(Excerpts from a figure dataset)
+ + + + + + +
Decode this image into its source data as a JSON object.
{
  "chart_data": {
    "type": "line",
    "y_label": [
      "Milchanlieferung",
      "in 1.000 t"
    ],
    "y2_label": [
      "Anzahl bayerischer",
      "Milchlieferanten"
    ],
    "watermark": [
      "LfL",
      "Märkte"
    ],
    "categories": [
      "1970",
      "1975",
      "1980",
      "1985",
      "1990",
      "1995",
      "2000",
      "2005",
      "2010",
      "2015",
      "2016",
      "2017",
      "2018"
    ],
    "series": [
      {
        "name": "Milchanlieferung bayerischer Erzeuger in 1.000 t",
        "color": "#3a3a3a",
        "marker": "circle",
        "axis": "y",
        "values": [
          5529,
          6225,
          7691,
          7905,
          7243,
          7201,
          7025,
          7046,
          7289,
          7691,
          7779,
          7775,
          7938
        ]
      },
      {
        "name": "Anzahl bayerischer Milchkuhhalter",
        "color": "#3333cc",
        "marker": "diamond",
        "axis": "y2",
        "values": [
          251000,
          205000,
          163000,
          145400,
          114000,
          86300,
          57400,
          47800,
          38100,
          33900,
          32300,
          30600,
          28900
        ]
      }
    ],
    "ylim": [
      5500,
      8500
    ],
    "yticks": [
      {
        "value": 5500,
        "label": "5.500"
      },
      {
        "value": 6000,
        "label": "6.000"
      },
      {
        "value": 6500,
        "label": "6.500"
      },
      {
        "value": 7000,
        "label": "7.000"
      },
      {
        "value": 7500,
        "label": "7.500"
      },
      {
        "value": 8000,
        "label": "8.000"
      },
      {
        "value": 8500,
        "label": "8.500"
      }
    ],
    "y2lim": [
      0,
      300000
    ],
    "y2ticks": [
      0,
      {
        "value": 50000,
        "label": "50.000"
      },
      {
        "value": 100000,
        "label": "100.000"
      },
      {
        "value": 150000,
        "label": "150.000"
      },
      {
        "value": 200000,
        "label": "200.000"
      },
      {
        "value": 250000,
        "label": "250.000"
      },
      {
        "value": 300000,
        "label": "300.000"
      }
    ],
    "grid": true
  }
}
+ + + + + + +
Every entry should be printed again exactly as written.

Decode this image into its source data as a JSON object.
{
  "chart_data": {
    "type": "line",
    "y_label": [
      "Milchanlieferung",
      "in 1.000 t"
    ],
    "y2_label": [
      "Anzahl bayerischer",
      "Milchlieferanten"
    ],
    "watermark": [
      "LfL",
      "Märkte"
    ],
    "categories": [
      "1970",
      "1975",
      "1980",
      "1985",
      "1990",
      "1995",
      "2000",
      "2005",
      "2010",
      "2015",
      "2016",
      "2017",
      "2018"
    ],
    "series": [
      {
        "name": "Milchanlieferung bayerischer Erzeuger in 1.000 t",
        "color": "#3a3a3a",
        "marker": "circle",
        "axis": "y",
        "values": [
          5529,
          6225,
          7691,
          7905,
          7243,
          7201,
          7025,
          7046,
          7289,
          7691,
          7779,
          7775,
          7938
        ]
      },
      {
        "name": "Anzahl bayerischer Milchkuhhalter",
        "color": "#3333cc",
        "marker": "diamond",
        "axis": "y2",
        "values": [
          251000,
          205000,
          163000,
          145400,
          114000,
          86300,
          57400,
          47800,
          38100,
          33900,
          32300,
          30600,
          28900
        ]
      }
    ],
    "ylim": [
      5500,
      8500
    ],
    "yticks": [
      {
        "value": 5500,
        "label": "5.500"
      },
      {
        "value": 6000,
        "label": "6.000"
      },
      {
        "value": 6500,
        "label": "6.500"
      },
      {
        "value": 7000,
        "label": "7.000"
      },
      {
        "value": 7500,
        "label": "7.500"
      },
      {
        "value": 8000,
        "label": "8.000"
      },
      {
        "value": 8500,
        "label": "8.500"
      }
    ],
    "y2lim": [
      0,
      300000
    ],
    "y2ticks": [
      0,
      {
        "value": 50000,
        "label": "50.000"
      },
      {
        "value": 100000,
        "label": "100.000"
      },
      {
        "value": 150000,
        "label": "150.000"
      },
      {
        "value": 200000,
        "label": "200.000"
      },
      {
        "value": 250000,
        "label": "250.000"
      },
      {
        "value": 300000,
        "label": "300.000"
      }
    ],
    "grid": true
  }
}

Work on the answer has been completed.